Start of Material provided
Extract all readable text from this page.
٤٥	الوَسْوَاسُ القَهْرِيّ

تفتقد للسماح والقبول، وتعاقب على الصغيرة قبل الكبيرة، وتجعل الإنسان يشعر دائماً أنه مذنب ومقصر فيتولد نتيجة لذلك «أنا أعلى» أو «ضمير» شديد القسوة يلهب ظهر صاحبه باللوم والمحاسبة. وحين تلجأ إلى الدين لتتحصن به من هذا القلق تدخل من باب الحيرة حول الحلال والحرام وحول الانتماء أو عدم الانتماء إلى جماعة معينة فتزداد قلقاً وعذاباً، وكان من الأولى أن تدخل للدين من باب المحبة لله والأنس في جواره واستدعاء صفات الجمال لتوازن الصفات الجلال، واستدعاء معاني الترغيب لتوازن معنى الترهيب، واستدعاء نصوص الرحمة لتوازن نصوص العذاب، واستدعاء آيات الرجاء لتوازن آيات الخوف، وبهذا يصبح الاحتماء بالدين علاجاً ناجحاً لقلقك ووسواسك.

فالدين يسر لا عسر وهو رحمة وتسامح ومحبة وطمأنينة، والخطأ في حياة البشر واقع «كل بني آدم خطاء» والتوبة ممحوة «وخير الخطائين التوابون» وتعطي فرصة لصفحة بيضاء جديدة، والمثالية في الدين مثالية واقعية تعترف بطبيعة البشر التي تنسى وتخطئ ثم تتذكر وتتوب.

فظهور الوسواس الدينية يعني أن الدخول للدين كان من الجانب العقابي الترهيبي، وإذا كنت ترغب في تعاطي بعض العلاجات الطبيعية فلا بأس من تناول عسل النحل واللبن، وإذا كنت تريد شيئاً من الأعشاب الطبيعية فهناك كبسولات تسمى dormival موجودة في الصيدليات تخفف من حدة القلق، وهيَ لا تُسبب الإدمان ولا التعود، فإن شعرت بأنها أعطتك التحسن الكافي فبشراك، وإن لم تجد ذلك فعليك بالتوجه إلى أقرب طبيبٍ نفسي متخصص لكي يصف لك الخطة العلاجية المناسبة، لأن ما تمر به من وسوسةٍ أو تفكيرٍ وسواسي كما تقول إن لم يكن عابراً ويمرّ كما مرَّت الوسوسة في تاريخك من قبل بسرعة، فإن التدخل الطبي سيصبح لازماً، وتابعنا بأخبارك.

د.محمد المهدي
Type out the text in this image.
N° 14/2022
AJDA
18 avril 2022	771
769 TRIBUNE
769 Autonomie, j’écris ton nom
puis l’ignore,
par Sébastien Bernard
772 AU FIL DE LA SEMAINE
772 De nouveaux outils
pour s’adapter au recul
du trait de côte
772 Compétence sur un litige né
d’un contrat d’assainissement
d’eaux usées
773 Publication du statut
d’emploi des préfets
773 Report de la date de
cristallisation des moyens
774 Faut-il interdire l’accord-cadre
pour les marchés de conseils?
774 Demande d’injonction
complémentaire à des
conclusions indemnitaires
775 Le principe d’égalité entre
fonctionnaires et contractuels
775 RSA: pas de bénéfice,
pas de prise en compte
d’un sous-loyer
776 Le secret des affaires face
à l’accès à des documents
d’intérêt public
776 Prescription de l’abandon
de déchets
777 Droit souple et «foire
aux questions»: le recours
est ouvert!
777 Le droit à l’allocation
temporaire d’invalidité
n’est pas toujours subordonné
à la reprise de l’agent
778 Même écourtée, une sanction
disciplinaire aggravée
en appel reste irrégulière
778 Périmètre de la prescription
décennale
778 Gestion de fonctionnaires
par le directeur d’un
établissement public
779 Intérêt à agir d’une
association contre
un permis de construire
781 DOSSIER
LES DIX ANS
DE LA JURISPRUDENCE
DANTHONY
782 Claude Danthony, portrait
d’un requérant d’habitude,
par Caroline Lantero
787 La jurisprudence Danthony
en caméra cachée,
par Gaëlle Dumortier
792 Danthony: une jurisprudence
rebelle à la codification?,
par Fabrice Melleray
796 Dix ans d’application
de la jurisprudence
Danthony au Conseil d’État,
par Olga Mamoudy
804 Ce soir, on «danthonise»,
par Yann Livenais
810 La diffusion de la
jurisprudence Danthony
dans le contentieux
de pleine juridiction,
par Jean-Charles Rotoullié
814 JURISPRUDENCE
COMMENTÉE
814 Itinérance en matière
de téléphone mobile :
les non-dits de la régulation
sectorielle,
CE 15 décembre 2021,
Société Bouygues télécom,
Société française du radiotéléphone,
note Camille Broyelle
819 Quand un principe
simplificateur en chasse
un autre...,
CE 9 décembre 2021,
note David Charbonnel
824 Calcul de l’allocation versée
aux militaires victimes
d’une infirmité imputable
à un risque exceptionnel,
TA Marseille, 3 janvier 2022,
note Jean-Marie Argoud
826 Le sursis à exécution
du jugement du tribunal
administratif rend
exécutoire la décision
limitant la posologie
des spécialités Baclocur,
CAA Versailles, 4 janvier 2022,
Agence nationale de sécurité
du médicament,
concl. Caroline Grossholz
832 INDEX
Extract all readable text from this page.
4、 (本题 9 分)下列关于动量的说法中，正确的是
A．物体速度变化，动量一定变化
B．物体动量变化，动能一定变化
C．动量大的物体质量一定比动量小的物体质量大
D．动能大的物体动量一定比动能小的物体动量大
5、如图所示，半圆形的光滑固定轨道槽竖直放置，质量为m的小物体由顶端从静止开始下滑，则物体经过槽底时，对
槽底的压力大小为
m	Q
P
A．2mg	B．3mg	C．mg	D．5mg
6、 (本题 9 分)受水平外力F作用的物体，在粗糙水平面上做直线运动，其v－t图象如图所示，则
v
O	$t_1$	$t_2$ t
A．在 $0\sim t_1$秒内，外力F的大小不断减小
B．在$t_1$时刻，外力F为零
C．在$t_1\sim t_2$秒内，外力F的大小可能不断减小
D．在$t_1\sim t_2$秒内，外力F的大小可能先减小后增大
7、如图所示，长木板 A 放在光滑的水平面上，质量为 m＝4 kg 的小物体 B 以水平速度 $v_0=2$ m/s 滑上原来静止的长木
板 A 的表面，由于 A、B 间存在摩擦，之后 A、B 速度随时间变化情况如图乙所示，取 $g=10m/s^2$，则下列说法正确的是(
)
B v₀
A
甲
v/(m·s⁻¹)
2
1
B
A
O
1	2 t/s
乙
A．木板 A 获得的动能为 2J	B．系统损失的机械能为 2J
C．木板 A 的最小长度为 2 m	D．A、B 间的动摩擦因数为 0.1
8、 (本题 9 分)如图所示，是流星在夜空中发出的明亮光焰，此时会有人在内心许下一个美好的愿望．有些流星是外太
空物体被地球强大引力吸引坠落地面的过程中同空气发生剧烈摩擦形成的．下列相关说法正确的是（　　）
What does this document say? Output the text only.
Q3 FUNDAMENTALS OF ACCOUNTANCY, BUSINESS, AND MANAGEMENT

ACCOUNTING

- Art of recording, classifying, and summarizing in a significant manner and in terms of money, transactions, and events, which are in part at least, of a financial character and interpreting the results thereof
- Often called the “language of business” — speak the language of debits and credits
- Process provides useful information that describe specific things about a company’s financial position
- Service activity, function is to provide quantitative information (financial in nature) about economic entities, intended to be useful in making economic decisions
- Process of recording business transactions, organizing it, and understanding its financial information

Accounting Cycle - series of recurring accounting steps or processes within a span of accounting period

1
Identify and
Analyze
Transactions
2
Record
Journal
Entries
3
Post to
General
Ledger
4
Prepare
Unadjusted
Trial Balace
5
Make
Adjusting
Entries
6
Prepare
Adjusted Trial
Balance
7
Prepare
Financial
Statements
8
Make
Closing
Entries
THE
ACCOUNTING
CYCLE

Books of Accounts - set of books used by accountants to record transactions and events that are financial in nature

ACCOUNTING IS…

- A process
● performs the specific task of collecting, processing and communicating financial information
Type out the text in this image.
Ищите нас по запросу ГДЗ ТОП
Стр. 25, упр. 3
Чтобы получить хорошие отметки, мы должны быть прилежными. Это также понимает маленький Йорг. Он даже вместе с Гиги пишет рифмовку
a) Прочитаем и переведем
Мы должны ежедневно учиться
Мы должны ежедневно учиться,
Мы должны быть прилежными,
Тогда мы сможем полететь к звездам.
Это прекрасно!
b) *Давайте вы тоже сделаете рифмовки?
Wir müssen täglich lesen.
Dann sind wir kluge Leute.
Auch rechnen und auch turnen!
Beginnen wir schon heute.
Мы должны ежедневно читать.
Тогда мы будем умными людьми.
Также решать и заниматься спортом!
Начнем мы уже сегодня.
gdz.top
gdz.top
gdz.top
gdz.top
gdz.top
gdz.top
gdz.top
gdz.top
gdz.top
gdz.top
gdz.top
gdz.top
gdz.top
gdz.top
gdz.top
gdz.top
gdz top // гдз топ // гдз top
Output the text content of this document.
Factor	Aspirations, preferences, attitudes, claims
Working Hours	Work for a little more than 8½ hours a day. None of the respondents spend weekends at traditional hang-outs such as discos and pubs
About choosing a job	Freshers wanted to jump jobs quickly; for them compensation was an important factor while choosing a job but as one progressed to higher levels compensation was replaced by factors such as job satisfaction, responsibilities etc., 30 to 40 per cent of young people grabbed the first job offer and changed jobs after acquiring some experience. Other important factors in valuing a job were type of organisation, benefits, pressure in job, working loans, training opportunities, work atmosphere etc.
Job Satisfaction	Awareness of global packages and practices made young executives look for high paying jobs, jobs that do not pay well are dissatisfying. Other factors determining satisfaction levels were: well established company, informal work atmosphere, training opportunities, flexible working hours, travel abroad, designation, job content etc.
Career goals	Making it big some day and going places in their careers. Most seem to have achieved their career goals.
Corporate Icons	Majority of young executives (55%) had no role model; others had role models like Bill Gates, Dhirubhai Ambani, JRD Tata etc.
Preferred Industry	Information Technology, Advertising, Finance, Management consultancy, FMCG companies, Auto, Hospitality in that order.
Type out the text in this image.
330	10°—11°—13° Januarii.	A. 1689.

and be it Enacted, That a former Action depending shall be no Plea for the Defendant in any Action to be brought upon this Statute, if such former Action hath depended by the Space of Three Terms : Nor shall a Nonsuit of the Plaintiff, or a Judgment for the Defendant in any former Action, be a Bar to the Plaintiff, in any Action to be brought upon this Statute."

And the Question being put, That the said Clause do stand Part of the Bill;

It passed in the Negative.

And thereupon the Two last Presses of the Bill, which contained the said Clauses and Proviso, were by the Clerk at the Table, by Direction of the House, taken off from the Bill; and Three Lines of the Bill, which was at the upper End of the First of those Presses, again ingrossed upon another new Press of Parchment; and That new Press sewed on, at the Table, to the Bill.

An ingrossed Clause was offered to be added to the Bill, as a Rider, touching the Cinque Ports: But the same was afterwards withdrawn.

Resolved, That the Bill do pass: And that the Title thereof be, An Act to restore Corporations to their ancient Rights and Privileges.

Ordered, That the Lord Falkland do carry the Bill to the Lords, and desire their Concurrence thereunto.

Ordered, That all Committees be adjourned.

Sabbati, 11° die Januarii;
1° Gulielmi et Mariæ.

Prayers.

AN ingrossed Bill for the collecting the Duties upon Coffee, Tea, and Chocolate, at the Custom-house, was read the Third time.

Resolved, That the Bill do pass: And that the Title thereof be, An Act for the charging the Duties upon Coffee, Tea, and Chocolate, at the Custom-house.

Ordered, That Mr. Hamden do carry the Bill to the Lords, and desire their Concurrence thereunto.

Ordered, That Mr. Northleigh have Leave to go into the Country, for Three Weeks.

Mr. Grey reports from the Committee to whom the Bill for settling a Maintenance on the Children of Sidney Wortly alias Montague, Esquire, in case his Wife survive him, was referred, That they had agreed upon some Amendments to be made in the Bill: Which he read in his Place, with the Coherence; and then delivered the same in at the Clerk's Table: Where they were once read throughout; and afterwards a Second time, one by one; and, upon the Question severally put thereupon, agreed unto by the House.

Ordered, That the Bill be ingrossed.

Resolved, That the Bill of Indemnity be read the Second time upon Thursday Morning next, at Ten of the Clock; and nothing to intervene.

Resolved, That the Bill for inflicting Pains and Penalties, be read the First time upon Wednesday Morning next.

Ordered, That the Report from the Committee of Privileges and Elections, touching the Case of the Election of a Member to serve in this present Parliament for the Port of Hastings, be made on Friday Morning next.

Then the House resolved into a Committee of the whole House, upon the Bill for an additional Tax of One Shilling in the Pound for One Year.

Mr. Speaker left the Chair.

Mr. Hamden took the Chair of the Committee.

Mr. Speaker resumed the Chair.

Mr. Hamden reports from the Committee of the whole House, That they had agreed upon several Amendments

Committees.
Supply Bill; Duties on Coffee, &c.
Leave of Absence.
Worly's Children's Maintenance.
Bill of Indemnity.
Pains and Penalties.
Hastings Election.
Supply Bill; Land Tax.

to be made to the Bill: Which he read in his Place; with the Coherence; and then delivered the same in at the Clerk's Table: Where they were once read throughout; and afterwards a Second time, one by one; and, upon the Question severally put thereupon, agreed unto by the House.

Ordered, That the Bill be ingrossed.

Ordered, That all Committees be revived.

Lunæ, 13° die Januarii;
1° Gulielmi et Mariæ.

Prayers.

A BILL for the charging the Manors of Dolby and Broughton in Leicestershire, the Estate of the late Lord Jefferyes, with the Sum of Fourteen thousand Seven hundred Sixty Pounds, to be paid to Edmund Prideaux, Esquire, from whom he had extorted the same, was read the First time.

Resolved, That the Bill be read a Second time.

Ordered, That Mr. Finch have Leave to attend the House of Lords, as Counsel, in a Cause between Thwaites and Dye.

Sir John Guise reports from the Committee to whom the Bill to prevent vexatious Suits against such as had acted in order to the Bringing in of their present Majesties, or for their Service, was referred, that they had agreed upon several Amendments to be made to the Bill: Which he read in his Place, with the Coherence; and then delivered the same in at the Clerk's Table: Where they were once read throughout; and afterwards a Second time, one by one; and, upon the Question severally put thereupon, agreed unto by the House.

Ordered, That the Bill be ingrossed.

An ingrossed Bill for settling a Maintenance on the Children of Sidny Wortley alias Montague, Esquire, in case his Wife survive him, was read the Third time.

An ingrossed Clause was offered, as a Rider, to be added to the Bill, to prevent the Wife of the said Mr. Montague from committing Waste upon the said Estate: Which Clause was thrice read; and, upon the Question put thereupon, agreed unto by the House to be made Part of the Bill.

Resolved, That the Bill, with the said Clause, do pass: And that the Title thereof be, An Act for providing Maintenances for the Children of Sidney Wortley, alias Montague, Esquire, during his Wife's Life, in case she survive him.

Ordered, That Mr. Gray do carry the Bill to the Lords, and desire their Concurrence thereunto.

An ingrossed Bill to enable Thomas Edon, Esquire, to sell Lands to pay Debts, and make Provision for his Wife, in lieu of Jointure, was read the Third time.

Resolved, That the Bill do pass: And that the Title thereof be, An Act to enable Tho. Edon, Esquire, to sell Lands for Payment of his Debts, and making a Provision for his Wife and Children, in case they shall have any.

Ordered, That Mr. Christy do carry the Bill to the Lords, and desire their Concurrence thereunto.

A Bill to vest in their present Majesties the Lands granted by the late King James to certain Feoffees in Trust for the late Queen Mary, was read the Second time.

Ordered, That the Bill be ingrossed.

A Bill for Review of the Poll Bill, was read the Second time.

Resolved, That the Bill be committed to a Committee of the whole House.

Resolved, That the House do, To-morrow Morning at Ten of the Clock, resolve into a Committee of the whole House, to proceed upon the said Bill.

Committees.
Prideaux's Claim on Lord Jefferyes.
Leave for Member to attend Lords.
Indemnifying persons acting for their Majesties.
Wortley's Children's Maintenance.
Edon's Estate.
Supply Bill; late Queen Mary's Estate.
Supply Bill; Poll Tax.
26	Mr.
End of Material provided
§ **Aim of the exercise**
Report the number of lines that include the string "useful"; return nothing but the count.

§ **Output**
2